-------- Input records --------

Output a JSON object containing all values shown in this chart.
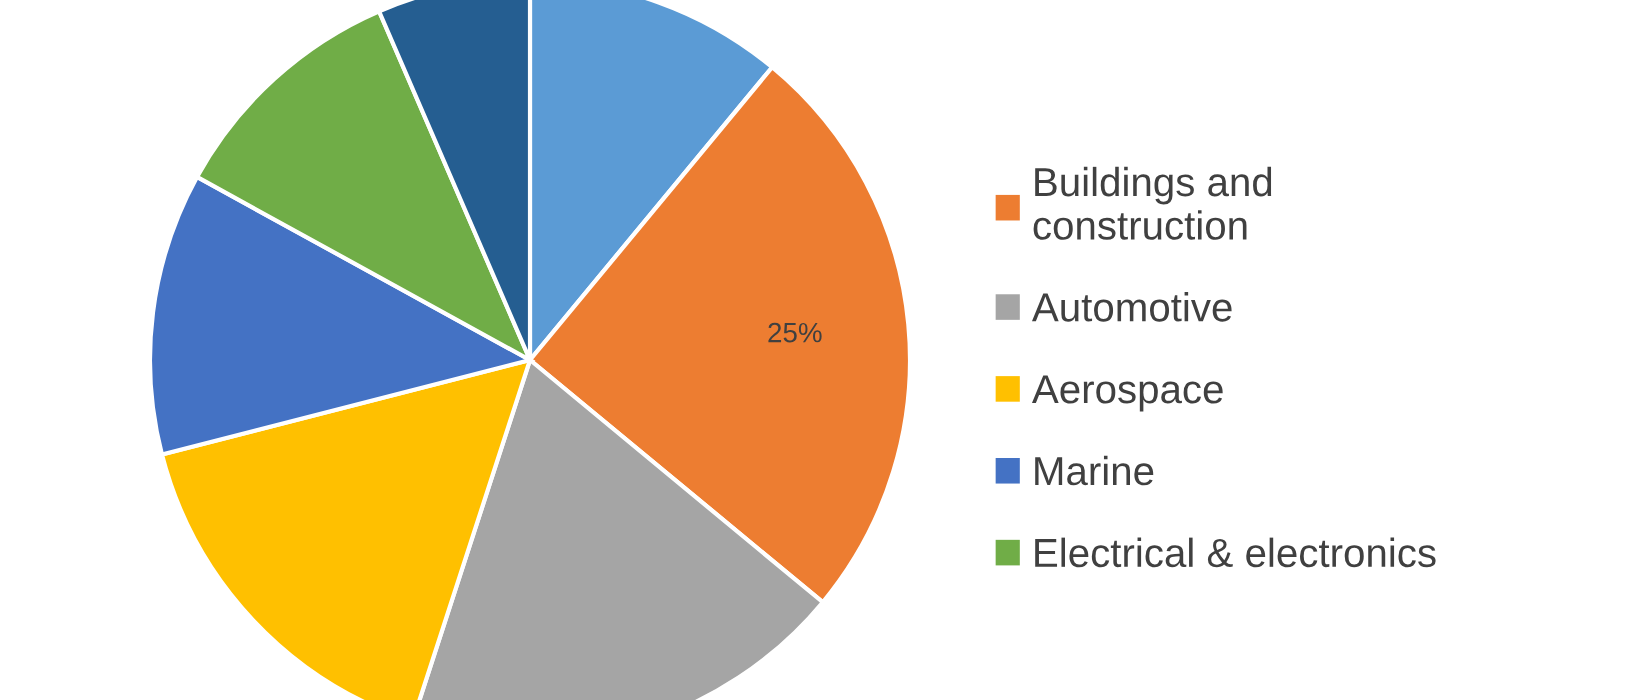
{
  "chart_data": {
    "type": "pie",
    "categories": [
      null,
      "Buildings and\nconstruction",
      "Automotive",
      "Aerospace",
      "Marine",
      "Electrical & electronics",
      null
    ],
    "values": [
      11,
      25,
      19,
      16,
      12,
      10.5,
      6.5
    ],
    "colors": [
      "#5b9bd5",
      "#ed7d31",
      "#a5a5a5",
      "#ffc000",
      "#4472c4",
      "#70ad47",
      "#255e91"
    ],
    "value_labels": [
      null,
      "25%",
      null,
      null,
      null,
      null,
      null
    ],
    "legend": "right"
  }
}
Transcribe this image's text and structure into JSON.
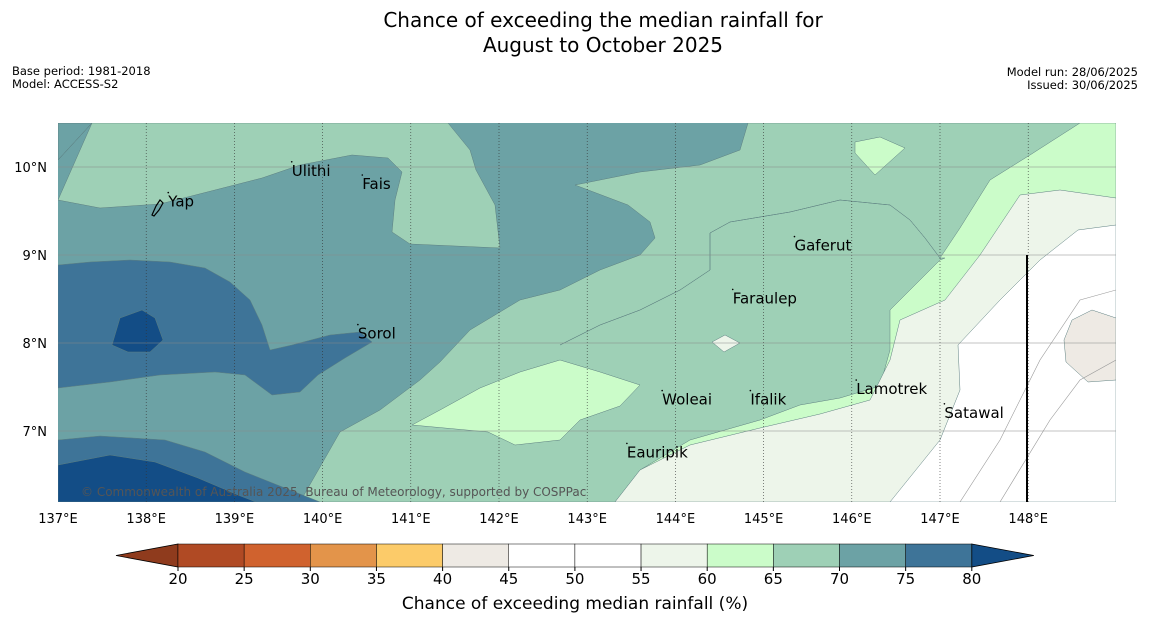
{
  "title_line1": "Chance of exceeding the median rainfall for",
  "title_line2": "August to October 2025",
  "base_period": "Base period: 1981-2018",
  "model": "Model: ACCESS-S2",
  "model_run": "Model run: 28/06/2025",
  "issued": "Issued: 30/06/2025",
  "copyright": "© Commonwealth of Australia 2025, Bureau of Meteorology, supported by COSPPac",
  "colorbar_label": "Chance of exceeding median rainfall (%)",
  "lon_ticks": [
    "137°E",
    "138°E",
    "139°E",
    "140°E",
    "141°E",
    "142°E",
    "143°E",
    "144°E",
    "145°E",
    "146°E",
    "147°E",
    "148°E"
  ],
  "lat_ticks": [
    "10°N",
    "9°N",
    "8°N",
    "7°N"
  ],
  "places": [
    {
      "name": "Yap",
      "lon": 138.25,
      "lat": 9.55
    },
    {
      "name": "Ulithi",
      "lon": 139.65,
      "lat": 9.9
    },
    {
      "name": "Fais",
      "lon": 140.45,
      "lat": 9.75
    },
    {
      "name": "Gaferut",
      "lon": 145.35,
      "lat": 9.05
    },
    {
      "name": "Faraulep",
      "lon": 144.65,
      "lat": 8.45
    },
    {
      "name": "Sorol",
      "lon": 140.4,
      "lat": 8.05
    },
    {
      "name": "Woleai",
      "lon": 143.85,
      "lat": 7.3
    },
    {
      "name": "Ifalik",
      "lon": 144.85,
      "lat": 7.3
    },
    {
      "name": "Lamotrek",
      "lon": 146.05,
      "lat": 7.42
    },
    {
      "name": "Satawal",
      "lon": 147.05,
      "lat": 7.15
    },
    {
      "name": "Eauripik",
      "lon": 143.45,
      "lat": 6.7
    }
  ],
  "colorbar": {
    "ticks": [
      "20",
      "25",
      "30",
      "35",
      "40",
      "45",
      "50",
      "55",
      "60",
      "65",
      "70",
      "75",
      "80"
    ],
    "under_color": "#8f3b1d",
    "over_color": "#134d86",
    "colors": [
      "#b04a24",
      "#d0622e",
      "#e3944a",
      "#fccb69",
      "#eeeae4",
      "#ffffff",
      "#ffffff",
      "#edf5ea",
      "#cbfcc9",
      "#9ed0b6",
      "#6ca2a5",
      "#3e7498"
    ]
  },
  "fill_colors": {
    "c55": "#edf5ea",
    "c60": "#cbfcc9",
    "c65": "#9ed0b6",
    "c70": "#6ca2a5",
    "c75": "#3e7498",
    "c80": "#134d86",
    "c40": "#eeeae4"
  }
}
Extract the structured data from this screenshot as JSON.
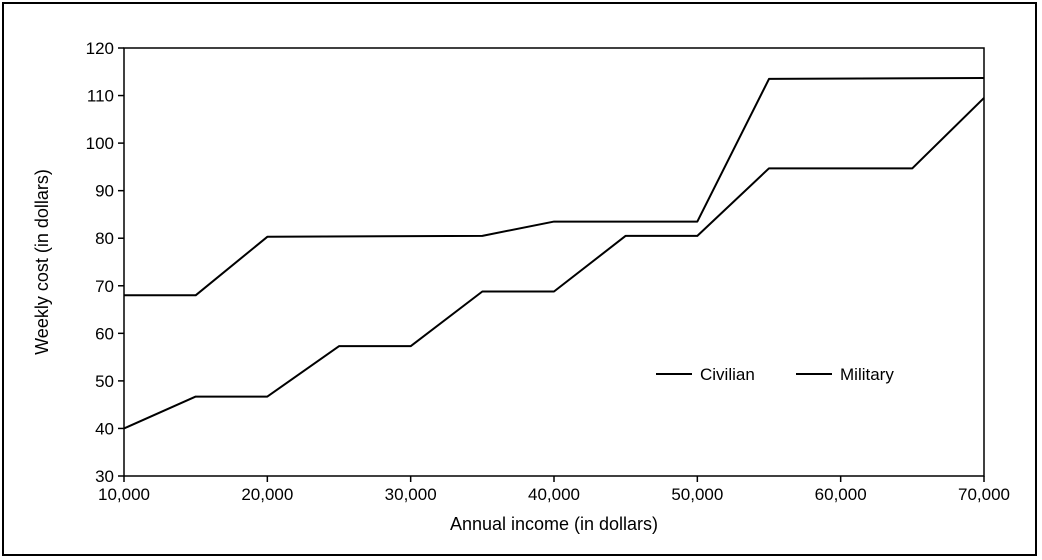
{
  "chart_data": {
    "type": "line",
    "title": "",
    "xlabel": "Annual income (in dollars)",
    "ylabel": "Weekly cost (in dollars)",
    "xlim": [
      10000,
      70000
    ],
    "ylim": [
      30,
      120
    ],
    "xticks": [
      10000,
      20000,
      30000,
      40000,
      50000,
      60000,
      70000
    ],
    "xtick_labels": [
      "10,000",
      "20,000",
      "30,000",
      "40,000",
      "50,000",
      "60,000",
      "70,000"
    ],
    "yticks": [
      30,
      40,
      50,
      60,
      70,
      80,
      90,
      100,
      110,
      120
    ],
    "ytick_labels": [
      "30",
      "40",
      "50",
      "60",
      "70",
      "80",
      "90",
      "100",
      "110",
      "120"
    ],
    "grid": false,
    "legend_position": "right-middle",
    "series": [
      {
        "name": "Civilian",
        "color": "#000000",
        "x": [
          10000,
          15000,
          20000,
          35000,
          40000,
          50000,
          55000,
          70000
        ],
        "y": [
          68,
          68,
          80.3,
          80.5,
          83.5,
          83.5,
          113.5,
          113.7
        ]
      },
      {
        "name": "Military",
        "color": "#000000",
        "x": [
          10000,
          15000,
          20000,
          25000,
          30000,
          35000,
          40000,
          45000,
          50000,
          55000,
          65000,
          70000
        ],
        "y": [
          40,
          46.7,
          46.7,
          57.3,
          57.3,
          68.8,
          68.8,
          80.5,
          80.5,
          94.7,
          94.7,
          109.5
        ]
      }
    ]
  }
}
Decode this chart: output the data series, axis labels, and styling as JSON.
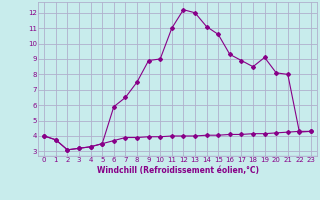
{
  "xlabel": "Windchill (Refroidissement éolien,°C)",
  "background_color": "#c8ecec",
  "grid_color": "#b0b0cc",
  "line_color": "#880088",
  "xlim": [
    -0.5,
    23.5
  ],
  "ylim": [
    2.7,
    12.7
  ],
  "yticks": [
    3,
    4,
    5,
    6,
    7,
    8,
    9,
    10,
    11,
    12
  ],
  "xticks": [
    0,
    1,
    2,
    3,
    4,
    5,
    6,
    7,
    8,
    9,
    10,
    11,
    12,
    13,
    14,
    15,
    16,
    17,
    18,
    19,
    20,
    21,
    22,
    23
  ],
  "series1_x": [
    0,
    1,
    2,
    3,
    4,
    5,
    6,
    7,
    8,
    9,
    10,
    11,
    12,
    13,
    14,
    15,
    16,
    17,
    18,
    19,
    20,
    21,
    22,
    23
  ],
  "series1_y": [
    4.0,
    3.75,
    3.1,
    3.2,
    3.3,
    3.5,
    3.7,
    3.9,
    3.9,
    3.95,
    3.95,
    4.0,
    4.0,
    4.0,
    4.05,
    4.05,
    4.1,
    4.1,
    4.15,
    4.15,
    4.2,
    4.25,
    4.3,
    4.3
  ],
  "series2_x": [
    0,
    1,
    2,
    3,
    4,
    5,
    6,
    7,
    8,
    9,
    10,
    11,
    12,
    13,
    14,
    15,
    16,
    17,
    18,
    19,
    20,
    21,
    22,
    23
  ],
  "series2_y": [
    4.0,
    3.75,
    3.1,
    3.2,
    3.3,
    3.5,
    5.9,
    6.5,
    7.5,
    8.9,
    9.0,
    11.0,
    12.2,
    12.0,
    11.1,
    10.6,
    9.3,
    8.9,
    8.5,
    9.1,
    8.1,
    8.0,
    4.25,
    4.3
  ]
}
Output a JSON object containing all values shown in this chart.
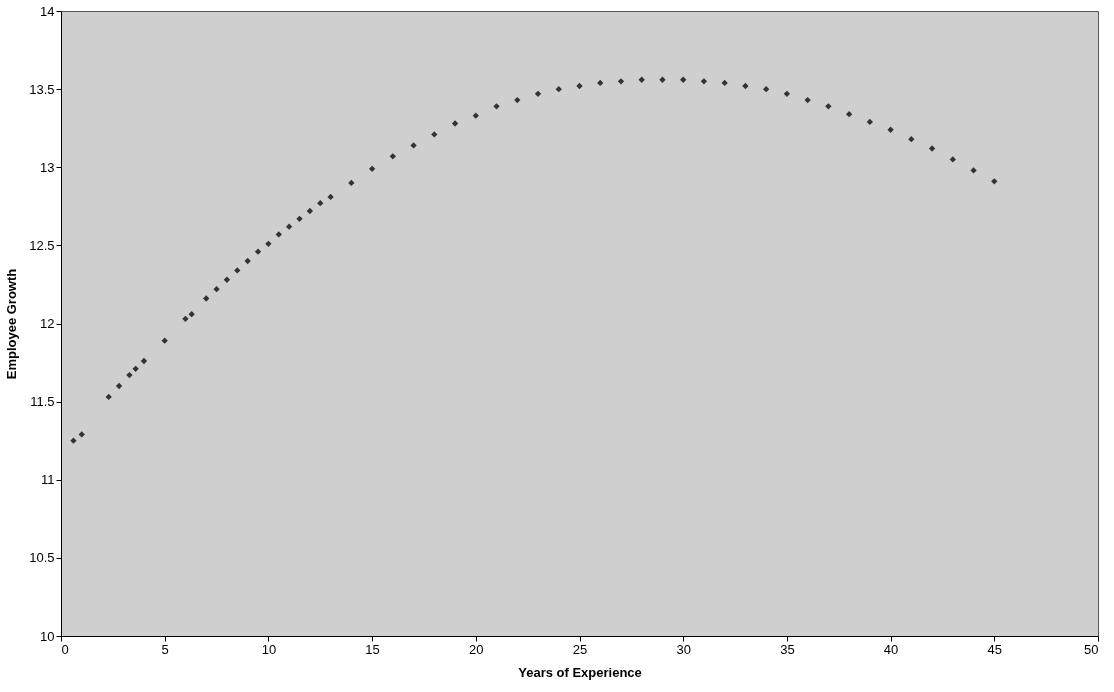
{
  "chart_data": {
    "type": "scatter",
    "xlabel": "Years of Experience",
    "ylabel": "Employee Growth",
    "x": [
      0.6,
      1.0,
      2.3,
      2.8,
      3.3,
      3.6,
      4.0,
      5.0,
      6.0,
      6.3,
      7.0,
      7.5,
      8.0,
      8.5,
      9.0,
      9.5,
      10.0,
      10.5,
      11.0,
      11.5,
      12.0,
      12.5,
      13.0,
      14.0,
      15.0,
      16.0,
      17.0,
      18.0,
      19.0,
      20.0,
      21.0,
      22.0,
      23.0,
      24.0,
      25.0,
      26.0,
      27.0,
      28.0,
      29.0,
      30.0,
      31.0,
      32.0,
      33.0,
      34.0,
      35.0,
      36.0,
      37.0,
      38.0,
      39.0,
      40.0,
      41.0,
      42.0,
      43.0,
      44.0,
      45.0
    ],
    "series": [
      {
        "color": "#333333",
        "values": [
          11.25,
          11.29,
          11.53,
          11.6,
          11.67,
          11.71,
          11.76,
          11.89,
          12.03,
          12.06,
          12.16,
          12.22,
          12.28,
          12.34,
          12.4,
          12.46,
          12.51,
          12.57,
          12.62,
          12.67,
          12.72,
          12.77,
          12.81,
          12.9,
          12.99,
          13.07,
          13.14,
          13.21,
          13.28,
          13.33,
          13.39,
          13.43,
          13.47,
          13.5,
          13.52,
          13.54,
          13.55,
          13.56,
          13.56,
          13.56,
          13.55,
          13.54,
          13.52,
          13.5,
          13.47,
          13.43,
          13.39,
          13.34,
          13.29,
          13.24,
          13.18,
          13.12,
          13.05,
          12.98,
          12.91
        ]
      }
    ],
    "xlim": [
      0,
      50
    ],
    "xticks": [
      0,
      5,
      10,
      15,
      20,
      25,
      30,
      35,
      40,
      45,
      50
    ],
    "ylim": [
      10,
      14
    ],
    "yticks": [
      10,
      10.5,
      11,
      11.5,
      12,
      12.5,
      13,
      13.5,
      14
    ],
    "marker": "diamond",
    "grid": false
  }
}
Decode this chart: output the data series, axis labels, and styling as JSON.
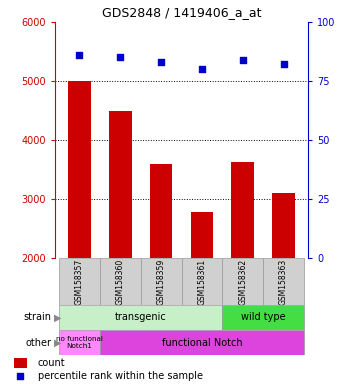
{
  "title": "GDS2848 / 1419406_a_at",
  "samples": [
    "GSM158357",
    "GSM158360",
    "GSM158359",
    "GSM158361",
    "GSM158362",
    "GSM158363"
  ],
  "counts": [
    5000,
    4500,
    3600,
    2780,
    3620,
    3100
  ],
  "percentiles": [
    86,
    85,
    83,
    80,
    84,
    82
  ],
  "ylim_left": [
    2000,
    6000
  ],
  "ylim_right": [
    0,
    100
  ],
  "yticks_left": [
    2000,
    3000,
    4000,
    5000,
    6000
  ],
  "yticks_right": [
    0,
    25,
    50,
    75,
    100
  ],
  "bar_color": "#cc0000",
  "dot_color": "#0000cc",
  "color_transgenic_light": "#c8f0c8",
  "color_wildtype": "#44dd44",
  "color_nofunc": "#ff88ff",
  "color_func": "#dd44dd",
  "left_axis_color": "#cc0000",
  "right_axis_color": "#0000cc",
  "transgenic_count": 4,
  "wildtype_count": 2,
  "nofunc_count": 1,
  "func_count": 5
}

--------

What the exercise asks | Using the records given above, list every line that includes the word "Model".

Output for this task |
  "model": "Model: ACCESS-S2",
  "model_run": "Model run: 28/06/2025",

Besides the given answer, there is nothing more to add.